• _OBJECTIVE_
Restate the full set of records exactly, word for word.

--

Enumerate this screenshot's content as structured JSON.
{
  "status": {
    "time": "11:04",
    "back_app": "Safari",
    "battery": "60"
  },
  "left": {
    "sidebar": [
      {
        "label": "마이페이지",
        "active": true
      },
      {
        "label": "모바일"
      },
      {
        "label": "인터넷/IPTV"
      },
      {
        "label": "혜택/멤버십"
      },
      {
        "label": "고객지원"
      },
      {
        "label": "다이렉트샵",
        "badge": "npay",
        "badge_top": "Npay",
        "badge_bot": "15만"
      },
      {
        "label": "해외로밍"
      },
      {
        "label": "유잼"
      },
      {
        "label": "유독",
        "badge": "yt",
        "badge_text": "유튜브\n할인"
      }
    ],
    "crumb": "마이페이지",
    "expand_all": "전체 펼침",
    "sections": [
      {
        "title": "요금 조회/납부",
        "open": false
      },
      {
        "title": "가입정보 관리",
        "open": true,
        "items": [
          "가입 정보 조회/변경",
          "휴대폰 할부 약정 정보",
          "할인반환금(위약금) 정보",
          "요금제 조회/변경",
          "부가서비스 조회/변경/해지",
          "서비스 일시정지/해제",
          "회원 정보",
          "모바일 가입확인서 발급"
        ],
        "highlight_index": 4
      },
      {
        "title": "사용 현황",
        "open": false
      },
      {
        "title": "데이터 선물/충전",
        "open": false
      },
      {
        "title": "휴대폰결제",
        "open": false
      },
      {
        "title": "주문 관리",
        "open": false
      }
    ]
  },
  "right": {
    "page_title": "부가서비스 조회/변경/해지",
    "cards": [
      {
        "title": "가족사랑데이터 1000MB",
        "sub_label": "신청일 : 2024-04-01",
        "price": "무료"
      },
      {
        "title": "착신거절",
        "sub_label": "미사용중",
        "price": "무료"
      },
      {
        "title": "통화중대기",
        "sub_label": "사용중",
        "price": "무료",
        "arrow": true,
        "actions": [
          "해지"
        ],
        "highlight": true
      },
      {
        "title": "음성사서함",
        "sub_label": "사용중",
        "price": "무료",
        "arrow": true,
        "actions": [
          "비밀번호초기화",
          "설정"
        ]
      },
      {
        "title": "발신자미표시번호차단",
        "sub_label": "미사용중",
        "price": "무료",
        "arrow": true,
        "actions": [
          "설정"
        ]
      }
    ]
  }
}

--

• _FULL RESPONSE_
Enumerate this screenshot's content as structured JSON.
{
  "status": {
    "time": "11:04",
    "back_app": "Safari",
    "battery": "60"
  },
  "left": {
    "sidebar": [
      {
        "label": "마이페이지",
        "active": true
      },
      {
        "label": "모바일"
      },
      {
        "label": "인터넷/IPTV"
      },
      {
        "label": "혜택/멤버십"
      },
      {
        "label": "고객지원"
      },
      {
        "label": "다이렉트샵",
        "badge": "npay",
        "badge_top": "Npay",
        "badge_bot": "15만"
      },
      {
        "label": "해외로밍"
      },
      {
        "label": "유잼"
      },
      {
        "label": "유독",
        "badge": "yt",
        "badge_text": "유튜브\n할인"
      }
    ],
    "crumb": "마이페이지",
    "expand_all": "전체 펼침",
    "sections": [
      {
        "title": "요금 조회/납부",
        "open": false
      },
      {
        "title": "가입정보 관리",
        "open": true,
        "items": [
          "가입 정보 조회/변경",
          "휴대폰 할부 약정 정보",
          "할인반환금(위약금) 정보",
          "요금제 조회/변경",
          "부가서비스 조회/변경/해지",
          "서비스 일시정지/해제",
          "회원 정보",
          "모바일 가입확인서 발급"
        ],
        "highlight_index": 4
      },
      {
        "title": "사용 현황",
        "open": false
      },
      {
        "title": "데이터 선물/충전",
        "open": false
      },
      {
        "title": "휴대폰결제",
        "open": false
      },
      {
        "title": "주문 관리",
        "open": false
      }
    ]
  },
  "right": {
    "page_title": "부가서비스 조회/변경/해지",
    "cards": [
      {
        "title": "가족사랑데이터 1000MB",
        "sub_label": "신청일 : 2024-04-01",
        "price": "무료"
      },
      {
        "title": "착신거절",
        "sub_label": "미사용중",
        "price": "무료"
      },
      {
        "title": "통화중대기",
        "sub_label": "사용중",
        "price": "무료",
        "arrow": true,
        "actions": [
          "해지"
        ],
        "highlight": true
      },
      {
        "title": "음성사서함",
        "sub_label": "사용중",
        "price": "무료",
        "arrow": true,
        "actions": [
          "비밀번호초기화",
          "설정"
        ]
      },
      {
        "title": "발신자미표시번호차단",
        "sub_label": "미사용중",
        "price": "무료",
        "arrow": true,
        "actions": [
          "설정"
        ]
      }
    ]
  }
}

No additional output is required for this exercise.